Collected data entries
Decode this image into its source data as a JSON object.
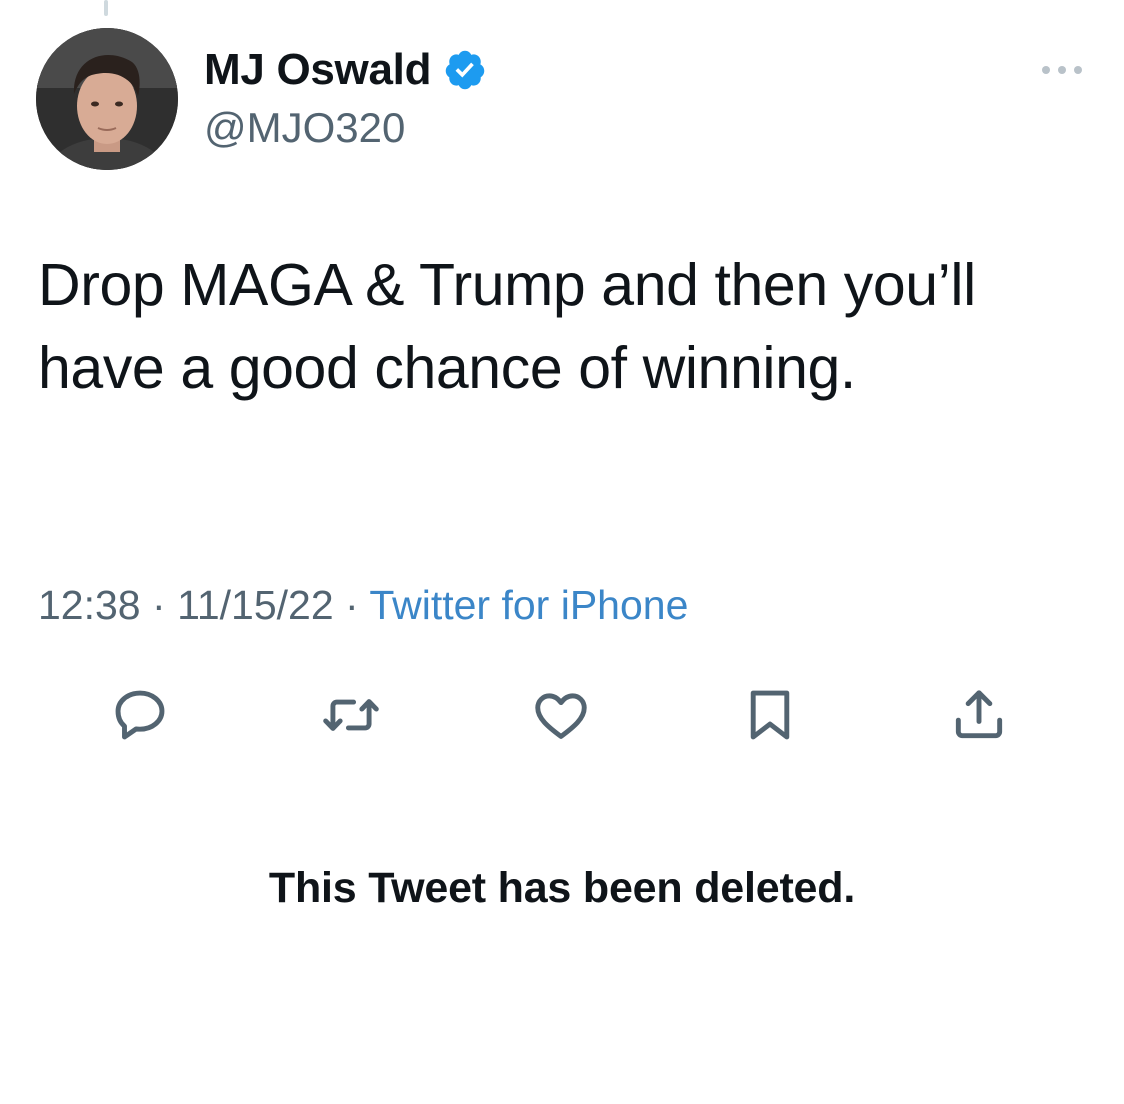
{
  "author": {
    "display_name": "MJ Oswald",
    "handle": "@MJO320",
    "verified": true,
    "avatar_icon": "profile-photo"
  },
  "tweet": {
    "text": "Drop MAGA & Trump and then you’ll have a good chance of winning.",
    "time": "12:38",
    "date": "11/15/22",
    "separator": "·",
    "source": "Twitter for iPhone"
  },
  "actions": [
    {
      "name": "reply",
      "icon": "speech-bubble-icon"
    },
    {
      "name": "retweet",
      "icon": "retweet-arrows-icon"
    },
    {
      "name": "like",
      "icon": "heart-icon"
    },
    {
      "name": "bookmark",
      "icon": "bookmark-icon"
    },
    {
      "name": "share",
      "icon": "share-upload-icon"
    }
  ],
  "notice": {
    "text": "This Tweet has been deleted."
  },
  "colors": {
    "text": "#0f1419",
    "secondary": "#536471",
    "link": "#3b86c8",
    "verified_badge": "#1d9bf0"
  }
}
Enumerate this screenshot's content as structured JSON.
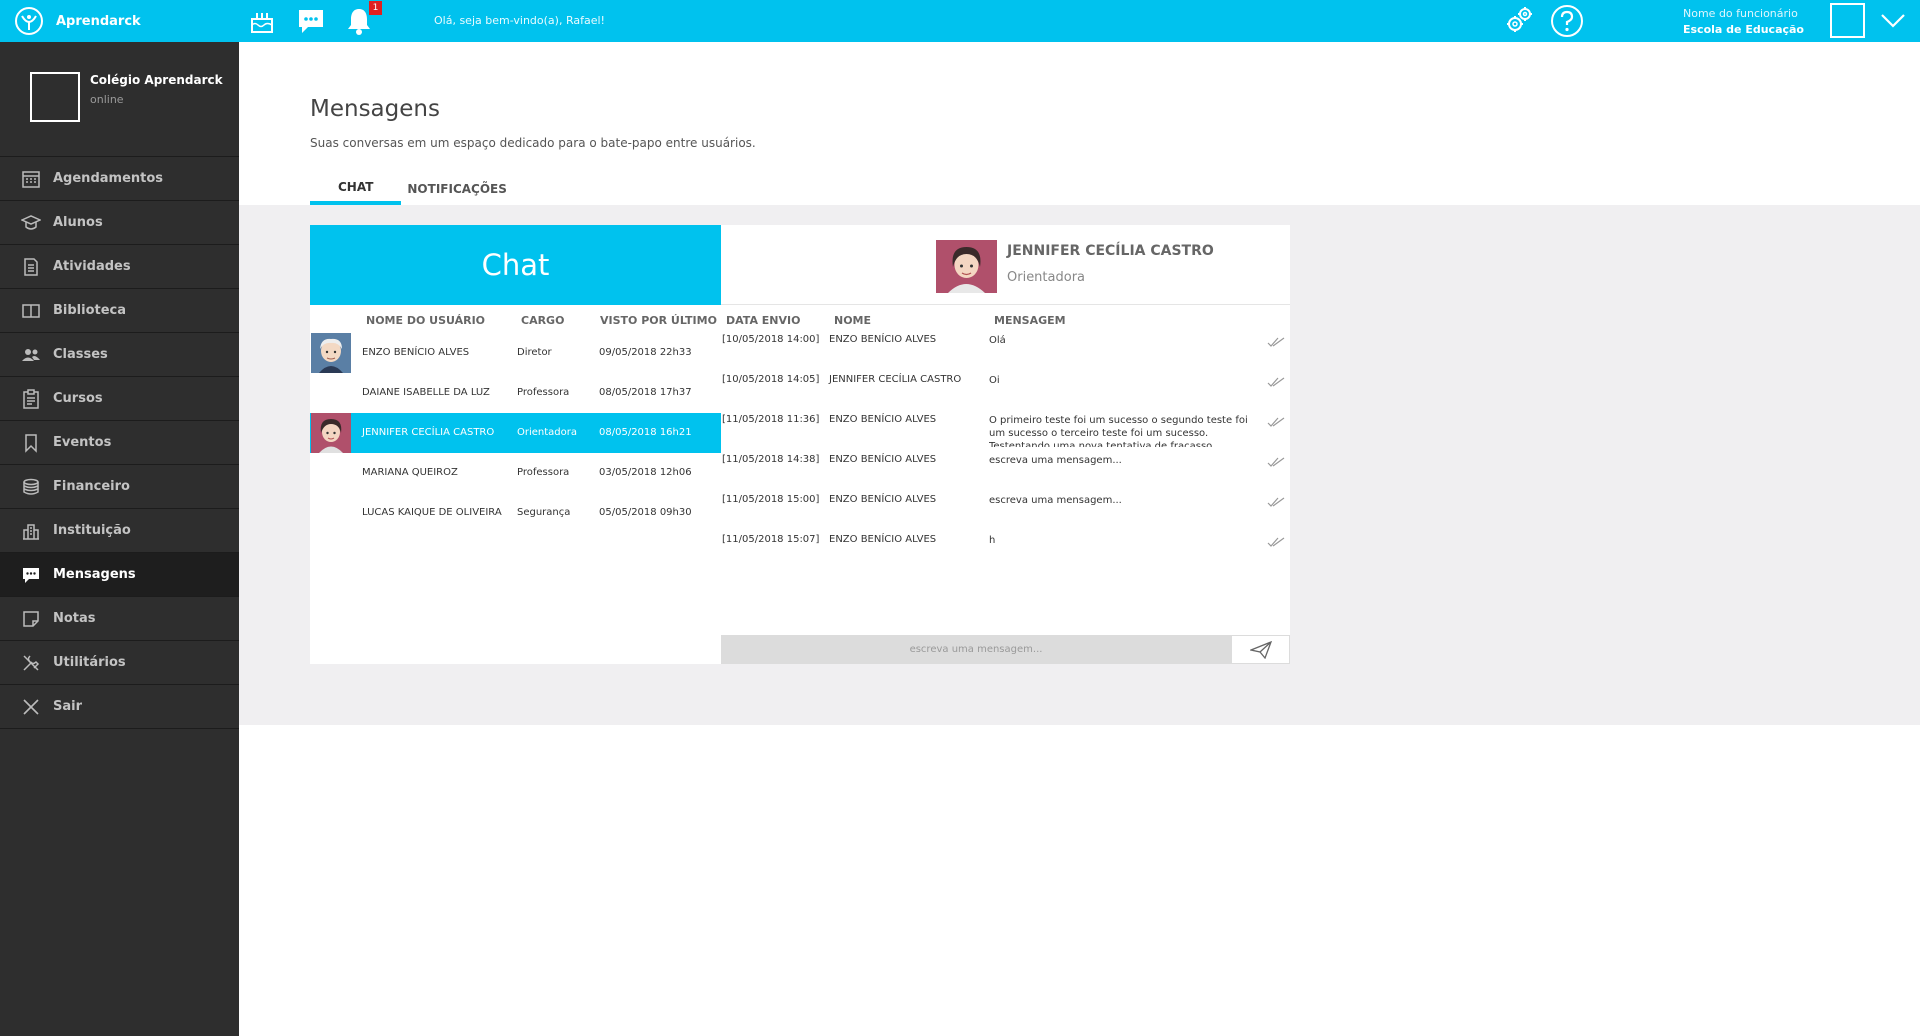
{
  "topbar": {
    "brand": "Aprendarck",
    "welcome": "Olá, seja bem-vindo(a), Rafael!",
    "notification_count": "1",
    "user_role": "Nome do funcionário",
    "user_school": "Escola de Educação",
    "icons": [
      "cake-icon",
      "chat-bubble-icon",
      "bell-icon",
      "gears-icon",
      "help-icon",
      "chevron-down-icon"
    ]
  },
  "sidebar": {
    "school_name": "Colégio Aprendarck",
    "school_status": "online",
    "items": [
      {
        "label": "Agendamentos",
        "icon": "calendar-icon"
      },
      {
        "label": "Alunos",
        "icon": "graduation-cap-icon"
      },
      {
        "label": "Atividades",
        "icon": "document-icon"
      },
      {
        "label": "Biblioteca",
        "icon": "book-icon"
      },
      {
        "label": "Classes",
        "icon": "users-icon"
      },
      {
        "label": "Cursos",
        "icon": "clipboard-icon"
      },
      {
        "label": "Eventos",
        "icon": "bookmark-icon"
      },
      {
        "label": "Financeiro",
        "icon": "coins-icon"
      },
      {
        "label": "Instituição",
        "icon": "building-icon"
      },
      {
        "label": "Mensagens",
        "icon": "message-icon",
        "active": true
      },
      {
        "label": "Notas",
        "icon": "note-icon"
      },
      {
        "label": "Utilitários",
        "icon": "tools-icon"
      },
      {
        "label": "Sair",
        "icon": "close-icon"
      }
    ]
  },
  "page": {
    "title": "Mensagens",
    "subtitle": "Suas conversas em um espaço dedicado para o bate-papo entre usuários.",
    "tabs": [
      {
        "label": "CHAT",
        "active": true
      },
      {
        "label": "NOTIFICAÇÕES",
        "active": false
      }
    ]
  },
  "chat": {
    "header": "Chat",
    "columns": [
      "NOME DO USUÁRIO",
      "CARGO",
      "VISTO POR ÚLTIMO"
    ],
    "users": [
      {
        "name": "ENZO BENÍCIO ALVES",
        "role": "Diretor",
        "last_seen": "09/05/2018 22h33",
        "avatar": "old-man-avatar"
      },
      {
        "name": "DAIANE ISABELLE DA LUZ",
        "role": "Professora",
        "last_seen": "08/05/2018 17h37",
        "avatar": ""
      },
      {
        "name": "JENNIFER CECÍLIA CASTRO",
        "role": "Orientadora",
        "last_seen": "08/05/2018 16h21",
        "avatar": "woman-avatar",
        "selected": true
      },
      {
        "name": "MARIANA QUEIROZ",
        "role": "Professora",
        "last_seen": "03/05/2018 12h06",
        "avatar": ""
      },
      {
        "name": "LUCAS KAIQUE DE OLIVEIRA",
        "role": "Segurança",
        "last_seen": "05/05/2018 09h30",
        "avatar": ""
      }
    ]
  },
  "conversation": {
    "contact_name": "JENNIFER CECÍLIA CASTRO",
    "contact_role": "Orientadora",
    "columns": [
      "DATA ENVIO",
      "NOME",
      "MENSAGEM"
    ],
    "messages": [
      {
        "date": "[10/05/2018 14:00]",
        "name": "ENZO BENÍCIO ALVES",
        "text": "Olá"
      },
      {
        "date": "[10/05/2018 14:05]",
        "name": "JENNIFER CECÍLIA CASTRO",
        "text": "Oi"
      },
      {
        "date": "[11/05/2018 11:36]",
        "name": "ENZO BENÍCIO ALVES",
        "text": "O primeiro teste foi um sucesso o segundo teste foi um sucesso o terceiro teste foi um sucesso. Testentando uma nova tentativa de fracasso. Verificando"
      },
      {
        "date": "[11/05/2018 14:38]",
        "name": "ENZO BENÍCIO ALVES",
        "text": "escreva uma mensagem..."
      },
      {
        "date": "[11/05/2018 15:00]",
        "name": "ENZO BENÍCIO ALVES",
        "text": "escreva uma mensagem..."
      },
      {
        "date": "[11/05/2018 15:07]",
        "name": "ENZO BENÍCIO ALVES",
        "text": "h"
      }
    ],
    "composer_placeholder": "escreva uma mensagem...",
    "send_icon": "paper-plane-icon"
  },
  "colors": {
    "accent": "#00c2ee",
    "sidebar_bg": "#2e2e2e",
    "content_gray": "#f0eff1"
  }
}
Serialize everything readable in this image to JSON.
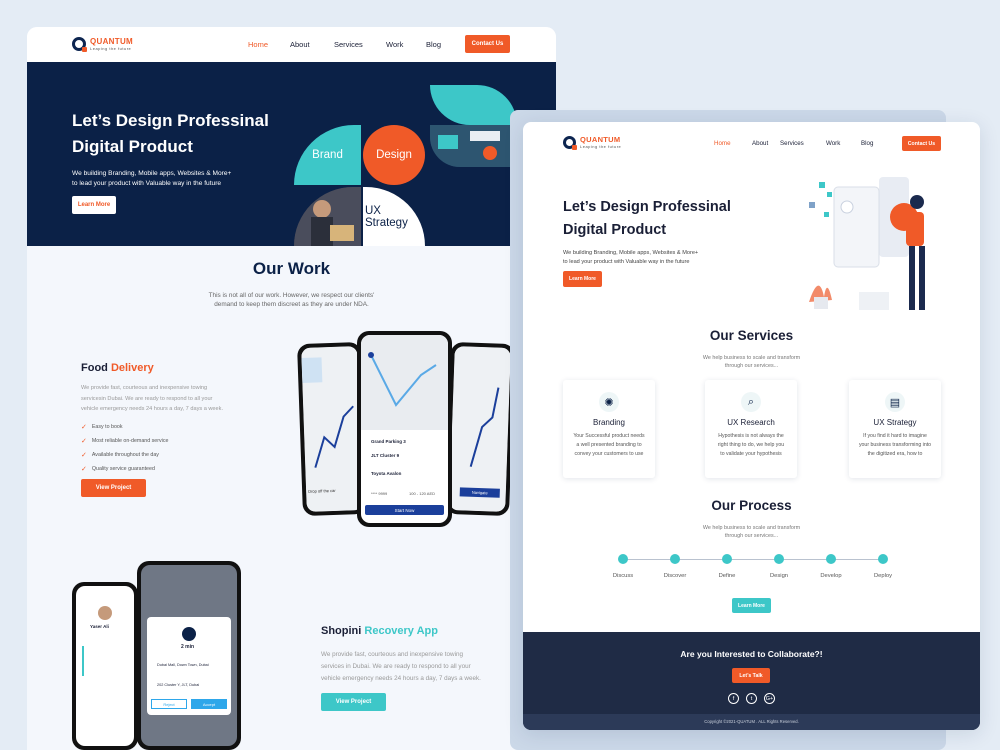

### INSTRUCTIONS FOR THE TASK
Keep every word of the data as it is when you write it out, but drop the pictures.

### OUTPUT OF THE TASK
Decode this image into its source data as a JSON object.
{
  "author": {
    "display_name": "MJ Oswald",
    "handle": "@MJO320",
    "verified": true,
    "avatar_icon": "profile-photo"
  },
  "tweet": {
    "text": "Drop MAGA & Trump and then you’ll have a good chance of winning.",
    "time": "12:38",
    "date": "11/15/22",
    "separator": "·",
    "source": "Twitter for iPhone"
  },
  "actions": [
    {
      "name": "reply",
      "icon": "speech-bubble-icon"
    },
    {
      "name": "retweet",
      "icon": "retweet-arrows-icon"
    },
    {
      "name": "like",
      "icon": "heart-icon"
    },
    {
      "name": "bookmark",
      "icon": "bookmark-icon"
    },
    {
      "name": "share",
      "icon": "share-upload-icon"
    }
  ],
  "notice": {
    "text": "This Tweet has been deleted."
  },
  "colors": {
    "text": "#0f1419",
    "secondary": "#536471",
    "link": "#3b86c8",
    "verified_badge": "#1d9bf0"
  }
}
Enumerate this screenshot's content as structured JSON.
{
  "topbar": {
    "brand": "Aprendarck",
    "welcome": "Olá, seja bem-vindo(a), Rafael!",
    "notification_count": "1",
    "user_role": "Nome do funcionário",
    "user_school": "Escola de Educação",
    "icons": [
      "cake-icon",
      "chat-bubble-icon",
      "bell-icon",
      "gears-icon",
      "help-icon",
      "chevron-down-icon"
    ]
  },
  "sidebar": {
    "school_name": "Colégio Aprendarck",
    "school_status": "online",
    "items": [
      {
        "label": "Agendamentos",
        "icon": "calendar-icon"
      },
      {
        "label": "Alunos",
        "icon": "graduation-cap-icon"
      },
      {
        "label": "Atividades",
        "icon": "document-icon"
      },
      {
        "label": "Biblioteca",
        "icon": "book-icon"
      },
      {
        "label": "Classes",
        "icon": "users-icon"
      },
      {
        "label": "Cursos",
        "icon": "clipboard-icon"
      },
      {
        "label": "Eventos",
        "icon": "bookmark-icon"
      },
      {
        "label": "Financeiro",
        "icon": "coins-icon"
      },
      {
        "label": "Instituição",
        "icon": "building-icon"
      },
      {
        "label": "Mensagens",
        "icon": "message-icon",
        "active": true
      },
      {
        "label": "Notas",
        "icon": "note-icon"
      },
      {
        "label": "Utilitários",
        "icon": "tools-icon"
      },
      {
        "label": "Sair",
        "icon": "close-icon"
      }
    ]
  },
  "page": {
    "title": "Mensagens",
    "subtitle": "Suas conversas em um espaço dedicado para o bate-papo entre usuários.",
    "tabs": [
      {
        "label": "CHAT",
        "active": true
      },
      {
        "label": "NOTIFICAÇÕES",
        "active": false
      }
    ]
  },
  "chat": {
    "header": "Chat",
    "columns": [
      "NOME DO USUÁRIO",
      "CARGO",
      "VISTO POR ÚLTIMO"
    ],
    "users": [
      {
        "name": "ENZO BENÍCIO ALVES",
        "role": "Diretor",
        "last_seen": "09/05/2018 22h33",
        "avatar": "old-man-avatar"
      },
      {
        "name": "DAIANE ISABELLE DA LUZ",
        "role": "Professora",
        "last_seen": "08/05/2018 17h37",
        "avatar": ""
      },
      {
        "name": "JENNIFER CECÍLIA CASTRO",
        "role": "Orientadora",
        "last_seen": "08/05/2018 16h21",
        "avatar": "woman-avatar",
        "selected": true
      },
      {
        "name": "MARIANA QUEIROZ",
        "role": "Professora",
        "last_seen": "03/05/2018 12h06",
        "avatar": ""
      },
      {
        "name": "LUCAS KAIQUE DE OLIVEIRA",
        "role": "Segurança",
        "last_seen": "05/05/2018 09h30",
        "avatar": ""
      }
    ]
  },
  "conversation": {
    "contact_name": "JENNIFER CECÍLIA CASTRO",
    "contact_role": "Orientadora",
    "columns": [
      "DATA ENVIO",
      "NOME",
      "MENSAGEM"
    ],
    "messages": [
      {
        "date": "[10/05/2018 14:00]",
        "name": "ENZO BENÍCIO ALVES",
        "text": "Olá"
      },
      {
        "date": "[10/05/2018 14:05]",
        "name": "JENNIFER CECÍLIA CASTRO",
        "text": "Oi"
      },
      {
        "date": "[11/05/2018 11:36]",
        "name": "ENZO BENÍCIO ALVES",
        "text": "O primeiro teste foi um sucesso o segundo teste foi um sucesso o terceiro teste foi um sucesso. Testentando uma nova tentativa de fracasso. Verificando"
      },
      {
        "date": "[11/05/2018 14:38]",
        "name": "ENZO BENÍCIO ALVES",
        "text": "escreva uma mensagem..."
      },
      {
        "date": "[11/05/2018 15:00]",
        "name": "ENZO BENÍCIO ALVES",
        "text": "escreva uma mensagem..."
      },
      {
        "date": "[11/05/2018 15:07]",
        "name": "ENZO BENÍCIO ALVES",
        "text": "h"
      }
    ],
    "composer_placeholder": "escreva uma mensagem...",
    "send_icon": "paper-plane-icon"
  },
  "colors": {
    "accent": "#00c2ee",
    "sidebar_bg": "#2e2e2e",
    "content_gray": "#f0eff1"
  }
}
Serialize everything readable in this image to JSON.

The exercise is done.